Aim of the task: Go through the data below. List every line that holds the word "ihrem".

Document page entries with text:
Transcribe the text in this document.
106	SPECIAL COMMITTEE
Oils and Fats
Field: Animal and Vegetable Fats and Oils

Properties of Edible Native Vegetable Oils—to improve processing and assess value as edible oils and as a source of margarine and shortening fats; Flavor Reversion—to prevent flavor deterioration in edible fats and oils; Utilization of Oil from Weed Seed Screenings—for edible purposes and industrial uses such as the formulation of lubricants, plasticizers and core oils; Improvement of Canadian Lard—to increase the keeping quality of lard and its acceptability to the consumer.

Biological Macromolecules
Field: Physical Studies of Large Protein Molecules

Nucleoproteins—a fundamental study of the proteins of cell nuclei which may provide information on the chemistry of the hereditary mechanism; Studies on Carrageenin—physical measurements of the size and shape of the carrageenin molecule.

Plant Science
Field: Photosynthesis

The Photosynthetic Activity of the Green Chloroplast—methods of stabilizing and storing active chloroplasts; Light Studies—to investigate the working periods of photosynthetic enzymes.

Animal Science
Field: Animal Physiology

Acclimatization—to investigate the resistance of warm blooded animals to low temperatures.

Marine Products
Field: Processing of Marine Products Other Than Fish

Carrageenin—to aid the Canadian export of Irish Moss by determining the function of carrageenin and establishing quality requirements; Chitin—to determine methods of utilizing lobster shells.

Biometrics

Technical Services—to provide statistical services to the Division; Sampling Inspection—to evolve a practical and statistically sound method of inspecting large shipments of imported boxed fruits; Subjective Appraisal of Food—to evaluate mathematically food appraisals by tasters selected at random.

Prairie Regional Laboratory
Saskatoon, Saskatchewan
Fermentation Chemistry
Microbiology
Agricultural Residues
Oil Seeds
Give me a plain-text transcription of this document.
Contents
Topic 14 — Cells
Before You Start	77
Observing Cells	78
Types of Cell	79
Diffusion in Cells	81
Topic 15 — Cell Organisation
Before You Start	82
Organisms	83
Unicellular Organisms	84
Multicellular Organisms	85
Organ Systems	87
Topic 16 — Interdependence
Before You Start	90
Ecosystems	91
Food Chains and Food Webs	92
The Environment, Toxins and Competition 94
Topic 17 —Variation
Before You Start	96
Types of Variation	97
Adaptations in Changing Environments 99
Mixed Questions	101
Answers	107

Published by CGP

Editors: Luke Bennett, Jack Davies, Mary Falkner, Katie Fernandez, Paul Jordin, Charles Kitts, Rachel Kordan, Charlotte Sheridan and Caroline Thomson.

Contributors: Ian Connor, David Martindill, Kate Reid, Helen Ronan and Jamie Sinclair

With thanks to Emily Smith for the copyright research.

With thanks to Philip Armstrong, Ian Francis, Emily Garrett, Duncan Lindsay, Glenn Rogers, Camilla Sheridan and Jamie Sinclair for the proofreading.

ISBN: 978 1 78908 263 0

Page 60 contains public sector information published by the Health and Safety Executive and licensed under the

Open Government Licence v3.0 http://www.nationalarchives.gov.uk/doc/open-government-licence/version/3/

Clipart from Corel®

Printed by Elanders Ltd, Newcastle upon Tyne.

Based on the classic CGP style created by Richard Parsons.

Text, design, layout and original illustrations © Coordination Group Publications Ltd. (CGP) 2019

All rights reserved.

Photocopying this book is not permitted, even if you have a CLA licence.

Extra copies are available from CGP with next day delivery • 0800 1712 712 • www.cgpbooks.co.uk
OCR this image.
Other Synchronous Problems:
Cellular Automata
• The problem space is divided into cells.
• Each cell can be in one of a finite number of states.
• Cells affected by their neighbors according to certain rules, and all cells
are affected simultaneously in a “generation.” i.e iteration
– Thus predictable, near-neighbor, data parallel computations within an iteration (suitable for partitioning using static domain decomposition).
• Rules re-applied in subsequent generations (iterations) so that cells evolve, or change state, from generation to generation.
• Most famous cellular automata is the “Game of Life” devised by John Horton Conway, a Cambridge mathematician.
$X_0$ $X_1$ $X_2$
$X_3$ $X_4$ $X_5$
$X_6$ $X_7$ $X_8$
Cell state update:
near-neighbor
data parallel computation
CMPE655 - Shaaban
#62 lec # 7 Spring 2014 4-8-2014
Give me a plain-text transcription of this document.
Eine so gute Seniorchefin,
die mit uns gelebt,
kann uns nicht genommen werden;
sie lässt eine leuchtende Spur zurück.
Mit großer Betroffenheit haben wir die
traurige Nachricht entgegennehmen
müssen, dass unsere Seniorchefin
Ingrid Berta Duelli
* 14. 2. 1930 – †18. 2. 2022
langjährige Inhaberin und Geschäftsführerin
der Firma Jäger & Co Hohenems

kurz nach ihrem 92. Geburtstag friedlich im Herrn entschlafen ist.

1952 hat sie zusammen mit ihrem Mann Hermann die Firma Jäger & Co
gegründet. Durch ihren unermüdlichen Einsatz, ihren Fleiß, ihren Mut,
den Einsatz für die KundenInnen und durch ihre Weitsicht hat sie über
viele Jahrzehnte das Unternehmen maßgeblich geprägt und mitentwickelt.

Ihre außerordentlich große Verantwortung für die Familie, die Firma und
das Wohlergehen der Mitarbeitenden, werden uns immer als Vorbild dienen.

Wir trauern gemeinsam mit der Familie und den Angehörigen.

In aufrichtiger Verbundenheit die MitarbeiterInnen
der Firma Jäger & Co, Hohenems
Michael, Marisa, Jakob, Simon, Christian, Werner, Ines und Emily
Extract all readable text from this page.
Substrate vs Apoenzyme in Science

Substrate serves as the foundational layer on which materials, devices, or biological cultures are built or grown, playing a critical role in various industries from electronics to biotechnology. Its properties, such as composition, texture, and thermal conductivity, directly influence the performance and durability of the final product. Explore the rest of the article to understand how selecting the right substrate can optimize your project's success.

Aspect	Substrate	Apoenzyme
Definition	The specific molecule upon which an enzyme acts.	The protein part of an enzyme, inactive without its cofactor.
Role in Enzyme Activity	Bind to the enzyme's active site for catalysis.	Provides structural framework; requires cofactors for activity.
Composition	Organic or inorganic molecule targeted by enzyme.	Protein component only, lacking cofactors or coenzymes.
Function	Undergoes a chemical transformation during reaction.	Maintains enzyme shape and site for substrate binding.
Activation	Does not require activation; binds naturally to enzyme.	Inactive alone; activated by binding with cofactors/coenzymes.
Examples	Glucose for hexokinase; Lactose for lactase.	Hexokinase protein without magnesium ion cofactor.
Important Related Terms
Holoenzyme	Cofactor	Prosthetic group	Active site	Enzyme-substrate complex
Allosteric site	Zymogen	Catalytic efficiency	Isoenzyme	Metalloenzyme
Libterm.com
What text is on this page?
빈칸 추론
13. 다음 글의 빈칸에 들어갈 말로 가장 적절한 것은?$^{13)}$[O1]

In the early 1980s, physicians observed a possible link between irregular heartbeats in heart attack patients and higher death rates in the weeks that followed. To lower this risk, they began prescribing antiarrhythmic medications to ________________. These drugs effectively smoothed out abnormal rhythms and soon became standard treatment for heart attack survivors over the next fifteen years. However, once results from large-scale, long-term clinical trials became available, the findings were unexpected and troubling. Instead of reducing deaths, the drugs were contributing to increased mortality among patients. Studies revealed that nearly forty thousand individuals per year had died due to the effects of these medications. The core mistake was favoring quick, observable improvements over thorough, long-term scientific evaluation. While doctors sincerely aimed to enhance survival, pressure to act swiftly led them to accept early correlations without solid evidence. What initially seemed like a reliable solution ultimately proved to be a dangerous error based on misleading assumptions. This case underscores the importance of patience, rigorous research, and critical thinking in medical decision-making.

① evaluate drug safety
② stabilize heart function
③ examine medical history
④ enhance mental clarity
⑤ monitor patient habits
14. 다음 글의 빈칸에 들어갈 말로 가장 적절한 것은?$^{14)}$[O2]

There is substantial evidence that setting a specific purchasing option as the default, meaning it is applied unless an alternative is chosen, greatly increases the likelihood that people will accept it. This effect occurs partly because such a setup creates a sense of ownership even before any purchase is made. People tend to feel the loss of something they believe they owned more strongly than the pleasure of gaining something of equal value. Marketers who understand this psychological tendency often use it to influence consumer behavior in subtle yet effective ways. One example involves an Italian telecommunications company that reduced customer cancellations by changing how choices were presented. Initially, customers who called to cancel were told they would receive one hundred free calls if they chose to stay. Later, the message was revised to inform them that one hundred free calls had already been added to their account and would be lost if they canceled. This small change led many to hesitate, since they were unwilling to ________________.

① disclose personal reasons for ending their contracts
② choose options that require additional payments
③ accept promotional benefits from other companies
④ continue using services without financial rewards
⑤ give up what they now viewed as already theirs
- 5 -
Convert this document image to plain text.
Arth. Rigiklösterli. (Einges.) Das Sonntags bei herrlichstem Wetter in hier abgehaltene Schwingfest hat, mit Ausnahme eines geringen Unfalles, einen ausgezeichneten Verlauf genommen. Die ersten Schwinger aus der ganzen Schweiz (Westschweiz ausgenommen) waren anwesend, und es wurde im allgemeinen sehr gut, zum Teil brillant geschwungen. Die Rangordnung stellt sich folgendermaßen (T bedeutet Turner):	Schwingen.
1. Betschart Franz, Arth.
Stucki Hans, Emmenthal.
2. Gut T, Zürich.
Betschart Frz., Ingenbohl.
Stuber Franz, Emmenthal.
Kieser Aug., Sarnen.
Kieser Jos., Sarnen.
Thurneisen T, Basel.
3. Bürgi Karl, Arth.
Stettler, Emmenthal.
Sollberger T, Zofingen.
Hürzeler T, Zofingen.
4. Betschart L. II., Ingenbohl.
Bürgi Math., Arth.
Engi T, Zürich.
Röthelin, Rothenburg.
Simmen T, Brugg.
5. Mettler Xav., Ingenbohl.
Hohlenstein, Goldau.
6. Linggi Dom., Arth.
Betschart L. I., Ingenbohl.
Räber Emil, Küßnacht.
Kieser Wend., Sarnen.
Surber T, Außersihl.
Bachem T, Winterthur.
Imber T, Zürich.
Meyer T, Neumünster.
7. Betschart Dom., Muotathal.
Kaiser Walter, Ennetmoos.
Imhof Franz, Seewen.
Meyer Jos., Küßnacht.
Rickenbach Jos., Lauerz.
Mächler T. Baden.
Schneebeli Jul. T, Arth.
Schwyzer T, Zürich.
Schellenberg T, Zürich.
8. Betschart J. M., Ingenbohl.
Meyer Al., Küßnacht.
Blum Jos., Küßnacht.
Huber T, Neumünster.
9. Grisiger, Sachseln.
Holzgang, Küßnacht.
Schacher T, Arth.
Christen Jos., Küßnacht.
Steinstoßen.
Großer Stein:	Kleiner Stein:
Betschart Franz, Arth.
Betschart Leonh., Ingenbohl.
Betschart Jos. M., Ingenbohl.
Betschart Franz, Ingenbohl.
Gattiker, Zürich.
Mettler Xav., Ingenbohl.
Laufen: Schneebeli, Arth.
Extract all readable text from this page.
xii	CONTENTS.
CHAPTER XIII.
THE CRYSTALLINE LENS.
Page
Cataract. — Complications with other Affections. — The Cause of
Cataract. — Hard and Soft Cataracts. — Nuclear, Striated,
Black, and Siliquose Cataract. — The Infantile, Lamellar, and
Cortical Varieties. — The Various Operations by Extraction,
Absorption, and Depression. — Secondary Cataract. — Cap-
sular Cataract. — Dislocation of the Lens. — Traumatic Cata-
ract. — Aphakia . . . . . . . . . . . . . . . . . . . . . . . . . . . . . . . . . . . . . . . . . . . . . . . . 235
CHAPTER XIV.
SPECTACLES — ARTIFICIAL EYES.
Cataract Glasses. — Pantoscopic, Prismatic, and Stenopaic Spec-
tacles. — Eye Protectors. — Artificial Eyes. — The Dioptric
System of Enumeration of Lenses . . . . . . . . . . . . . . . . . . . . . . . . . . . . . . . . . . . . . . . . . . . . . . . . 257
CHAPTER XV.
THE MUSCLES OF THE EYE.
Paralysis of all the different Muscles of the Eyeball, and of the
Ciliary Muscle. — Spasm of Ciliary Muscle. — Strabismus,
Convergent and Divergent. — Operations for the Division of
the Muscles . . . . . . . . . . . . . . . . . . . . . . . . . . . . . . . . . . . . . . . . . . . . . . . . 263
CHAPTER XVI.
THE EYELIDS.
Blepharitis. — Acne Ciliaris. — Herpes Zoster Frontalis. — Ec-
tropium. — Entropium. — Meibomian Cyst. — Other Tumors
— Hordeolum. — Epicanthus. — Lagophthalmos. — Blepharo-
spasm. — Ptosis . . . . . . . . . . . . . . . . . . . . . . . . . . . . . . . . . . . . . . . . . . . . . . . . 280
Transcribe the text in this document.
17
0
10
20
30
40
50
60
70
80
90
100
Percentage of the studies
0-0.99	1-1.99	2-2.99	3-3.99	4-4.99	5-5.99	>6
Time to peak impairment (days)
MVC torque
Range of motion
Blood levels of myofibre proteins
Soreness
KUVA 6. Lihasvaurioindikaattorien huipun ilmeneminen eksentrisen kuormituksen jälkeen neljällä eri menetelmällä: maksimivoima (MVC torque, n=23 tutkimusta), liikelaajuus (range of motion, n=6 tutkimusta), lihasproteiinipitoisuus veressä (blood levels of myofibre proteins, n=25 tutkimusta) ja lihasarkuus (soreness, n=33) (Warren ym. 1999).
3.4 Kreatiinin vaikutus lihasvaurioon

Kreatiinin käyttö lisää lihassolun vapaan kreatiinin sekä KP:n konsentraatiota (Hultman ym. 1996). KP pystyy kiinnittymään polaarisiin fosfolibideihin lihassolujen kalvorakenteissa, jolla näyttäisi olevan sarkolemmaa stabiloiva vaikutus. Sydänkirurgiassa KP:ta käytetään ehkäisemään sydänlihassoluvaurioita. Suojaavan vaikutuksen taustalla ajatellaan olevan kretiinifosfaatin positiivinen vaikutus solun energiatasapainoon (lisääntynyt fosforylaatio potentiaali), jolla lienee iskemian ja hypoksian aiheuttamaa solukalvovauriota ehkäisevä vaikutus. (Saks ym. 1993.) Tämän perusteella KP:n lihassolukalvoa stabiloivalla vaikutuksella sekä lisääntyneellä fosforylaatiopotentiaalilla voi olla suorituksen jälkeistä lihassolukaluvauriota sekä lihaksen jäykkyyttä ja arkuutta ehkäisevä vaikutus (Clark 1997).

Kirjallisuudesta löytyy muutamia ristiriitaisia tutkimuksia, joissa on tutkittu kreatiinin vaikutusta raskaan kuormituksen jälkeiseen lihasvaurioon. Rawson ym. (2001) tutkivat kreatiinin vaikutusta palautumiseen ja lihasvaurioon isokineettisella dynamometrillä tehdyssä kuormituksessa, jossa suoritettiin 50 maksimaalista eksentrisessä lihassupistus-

Problem solution:
kurz nach ihrem 92. Geburtstag friedlich im Herrn entschlafen ist.
1952 hat sie zusammen mit ihrem Mann Hermann die Firma Jäger & Co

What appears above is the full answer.